### [SET TASK]
Copy out each line that mentions the word "holding".

### [SOURCE RECORDS]
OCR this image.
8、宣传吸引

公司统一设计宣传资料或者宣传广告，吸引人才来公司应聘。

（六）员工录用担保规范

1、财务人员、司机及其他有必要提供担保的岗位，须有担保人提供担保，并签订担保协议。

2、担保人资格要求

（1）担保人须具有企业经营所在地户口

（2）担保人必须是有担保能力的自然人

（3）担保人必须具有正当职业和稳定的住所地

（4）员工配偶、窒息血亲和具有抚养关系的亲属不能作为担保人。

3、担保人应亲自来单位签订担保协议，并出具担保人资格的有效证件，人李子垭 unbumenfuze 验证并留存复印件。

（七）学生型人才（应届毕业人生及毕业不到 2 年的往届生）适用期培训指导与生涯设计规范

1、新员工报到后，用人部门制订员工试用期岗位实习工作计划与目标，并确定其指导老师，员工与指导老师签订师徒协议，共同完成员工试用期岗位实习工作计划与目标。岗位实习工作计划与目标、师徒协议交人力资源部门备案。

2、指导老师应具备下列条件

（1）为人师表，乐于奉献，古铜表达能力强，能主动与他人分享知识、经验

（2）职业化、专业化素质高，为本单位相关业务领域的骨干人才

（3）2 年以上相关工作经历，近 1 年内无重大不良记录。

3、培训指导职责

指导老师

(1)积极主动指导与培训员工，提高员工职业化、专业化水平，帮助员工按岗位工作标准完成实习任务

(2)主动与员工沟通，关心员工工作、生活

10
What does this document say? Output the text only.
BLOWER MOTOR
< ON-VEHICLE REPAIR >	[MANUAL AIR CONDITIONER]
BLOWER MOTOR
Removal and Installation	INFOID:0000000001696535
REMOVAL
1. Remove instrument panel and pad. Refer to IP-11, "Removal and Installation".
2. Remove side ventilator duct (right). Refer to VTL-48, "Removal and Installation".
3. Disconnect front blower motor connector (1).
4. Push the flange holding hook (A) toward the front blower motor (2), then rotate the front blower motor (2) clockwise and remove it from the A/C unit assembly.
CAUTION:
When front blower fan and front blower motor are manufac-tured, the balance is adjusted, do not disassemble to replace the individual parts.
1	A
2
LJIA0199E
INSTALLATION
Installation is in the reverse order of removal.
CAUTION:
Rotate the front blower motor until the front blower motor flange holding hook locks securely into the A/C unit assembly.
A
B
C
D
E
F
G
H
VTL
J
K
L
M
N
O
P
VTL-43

### [RESULT]
4. Push the flange holding hook (A) toward the front blower motor (2), then rotate the front blower motor (2) clockwise and remove it from the A/C unit assembly.
Rotate the front blower motor until the front blower motor flange holding hook locks securely into the A/C unit assembly.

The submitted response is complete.